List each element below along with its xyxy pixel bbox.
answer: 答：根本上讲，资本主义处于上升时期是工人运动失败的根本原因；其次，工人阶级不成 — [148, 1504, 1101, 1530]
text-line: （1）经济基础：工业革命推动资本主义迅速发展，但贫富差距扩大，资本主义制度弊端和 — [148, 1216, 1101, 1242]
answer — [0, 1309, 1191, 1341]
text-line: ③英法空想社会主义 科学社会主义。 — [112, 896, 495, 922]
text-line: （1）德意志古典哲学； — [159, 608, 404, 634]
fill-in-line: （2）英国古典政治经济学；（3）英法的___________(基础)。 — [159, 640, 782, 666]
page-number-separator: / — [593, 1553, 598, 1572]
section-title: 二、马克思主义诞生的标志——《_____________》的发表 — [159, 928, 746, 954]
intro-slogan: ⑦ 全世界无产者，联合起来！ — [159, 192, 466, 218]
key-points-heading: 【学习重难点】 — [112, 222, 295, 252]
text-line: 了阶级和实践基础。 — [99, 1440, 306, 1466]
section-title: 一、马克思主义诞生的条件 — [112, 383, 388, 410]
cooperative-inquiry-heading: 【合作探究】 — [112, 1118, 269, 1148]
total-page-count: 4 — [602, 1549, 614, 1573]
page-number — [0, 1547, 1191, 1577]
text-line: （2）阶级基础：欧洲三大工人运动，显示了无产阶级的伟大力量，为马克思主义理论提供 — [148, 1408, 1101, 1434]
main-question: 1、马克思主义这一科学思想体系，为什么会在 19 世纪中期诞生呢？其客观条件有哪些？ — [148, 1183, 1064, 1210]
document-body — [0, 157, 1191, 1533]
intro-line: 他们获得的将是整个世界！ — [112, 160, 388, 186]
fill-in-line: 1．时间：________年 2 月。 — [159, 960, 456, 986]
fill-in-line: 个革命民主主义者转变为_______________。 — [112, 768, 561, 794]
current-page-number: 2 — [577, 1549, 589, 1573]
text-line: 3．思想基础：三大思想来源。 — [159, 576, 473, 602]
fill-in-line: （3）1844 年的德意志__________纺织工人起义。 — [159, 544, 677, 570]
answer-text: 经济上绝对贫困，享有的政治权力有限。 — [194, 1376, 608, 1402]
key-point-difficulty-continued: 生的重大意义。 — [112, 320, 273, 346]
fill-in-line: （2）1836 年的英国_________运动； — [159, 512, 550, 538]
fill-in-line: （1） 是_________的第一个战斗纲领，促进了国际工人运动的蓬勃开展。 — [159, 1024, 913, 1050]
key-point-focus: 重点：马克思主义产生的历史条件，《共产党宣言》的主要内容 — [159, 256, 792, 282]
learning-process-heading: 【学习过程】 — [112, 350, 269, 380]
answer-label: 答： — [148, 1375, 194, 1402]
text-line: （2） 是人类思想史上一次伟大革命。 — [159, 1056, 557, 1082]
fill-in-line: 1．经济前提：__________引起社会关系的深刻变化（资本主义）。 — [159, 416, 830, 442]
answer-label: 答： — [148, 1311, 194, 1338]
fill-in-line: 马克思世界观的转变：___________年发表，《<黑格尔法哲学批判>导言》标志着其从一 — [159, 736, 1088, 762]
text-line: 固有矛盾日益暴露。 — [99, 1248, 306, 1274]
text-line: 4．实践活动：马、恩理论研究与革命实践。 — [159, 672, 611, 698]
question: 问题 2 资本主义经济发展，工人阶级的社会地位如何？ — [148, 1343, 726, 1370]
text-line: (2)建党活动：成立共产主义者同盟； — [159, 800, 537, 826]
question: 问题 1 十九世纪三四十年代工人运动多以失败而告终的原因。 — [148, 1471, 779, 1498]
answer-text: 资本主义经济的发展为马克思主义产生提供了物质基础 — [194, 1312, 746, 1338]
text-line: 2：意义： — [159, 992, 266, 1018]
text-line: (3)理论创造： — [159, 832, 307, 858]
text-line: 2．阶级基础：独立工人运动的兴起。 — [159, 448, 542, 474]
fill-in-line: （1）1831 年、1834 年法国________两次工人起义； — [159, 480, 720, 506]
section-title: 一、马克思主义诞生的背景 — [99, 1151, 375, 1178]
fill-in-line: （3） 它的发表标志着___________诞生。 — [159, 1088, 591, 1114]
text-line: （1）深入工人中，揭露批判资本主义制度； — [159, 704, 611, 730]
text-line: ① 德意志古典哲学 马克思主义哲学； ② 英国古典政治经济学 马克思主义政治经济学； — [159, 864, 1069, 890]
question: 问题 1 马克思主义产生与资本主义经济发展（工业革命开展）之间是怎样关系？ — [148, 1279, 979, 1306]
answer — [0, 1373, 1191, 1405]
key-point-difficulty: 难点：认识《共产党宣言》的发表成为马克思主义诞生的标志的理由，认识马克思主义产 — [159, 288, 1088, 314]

== STATED EXERCISE ==
Write out the lines from the first one through the line containing "fill-in-line: （3）1844 年的德意志__________纺织工人起义。", with "德意志古典哲学" switched to "德国古典哲学" and everything else left unchanged.

== RESPONSE TO THIS EXERCISE ==
List each element below along with its xyxy pixel bbox.
answer: 答：根本上讲，资本主义处于上升时期是工人运动失败的根本原因；其次，工人阶级不成 — [148, 1504, 1101, 1530]
text-line: （1）经济基础：工业革命推动资本主义迅速发展，但贫富差距扩大，资本主义制度弊端和 — [148, 1216, 1101, 1242]
answer — [0, 1309, 1191, 1341]
text-line: ③英法空想社会主义 科学社会主义。 — [112, 896, 495, 922]
text-line: （1）德国古典哲学； — [159, 608, 404, 634]
fill-in-line: （2）英国古典政治经济学；（3）英法的___________(基础)。 — [159, 640, 782, 666]
page-number-separator: / — [593, 1553, 598, 1572]
section-title: 二、马克思主义诞生的标志——《_____________》的发表 — [159, 928, 746, 954]
intro-slogan: ⑦ 全世界无产者，联合起来！ — [159, 192, 466, 218]
key-points-heading: 【学习重难点】 — [112, 222, 295, 252]
text-line: 了阶级和实践基础。 — [99, 1440, 306, 1466]
section-title: 一、马克思主义诞生的条件 — [112, 383, 388, 410]
cooperative-inquiry-heading: 【合作探究】 — [112, 1118, 269, 1148]
total-page-count: 4 — [602, 1549, 614, 1573]
page-number — [0, 1547, 1191, 1577]
text-line: （2）阶级基础：欧洲三大工人运动，显示了无产阶级的伟大力量，为马克思主义理论提供 — [148, 1408, 1101, 1434]
main-question: 1、马克思主义这一科学思想体系，为什么会在 19 世纪中期诞生呢？其客观条件有哪些？ — [148, 1183, 1064, 1210]
document-body — [0, 157, 1191, 1533]
intro-line: 他们获得的将是整个世界！ — [112, 160, 388, 186]
fill-in-line: 1．时间：________年 2 月。 — [159, 960, 456, 986]
fill-in-line: 个革命民主主义者转变为_______________。 — [112, 768, 561, 794]
current-page-number: 2 — [577, 1549, 589, 1573]
text-line: 3．思想基础：三大思想来源。 — [159, 576, 473, 602]
fill-in-line: （3）1844 年的德意志__________纺织工人起义。 — [159, 544, 677, 570]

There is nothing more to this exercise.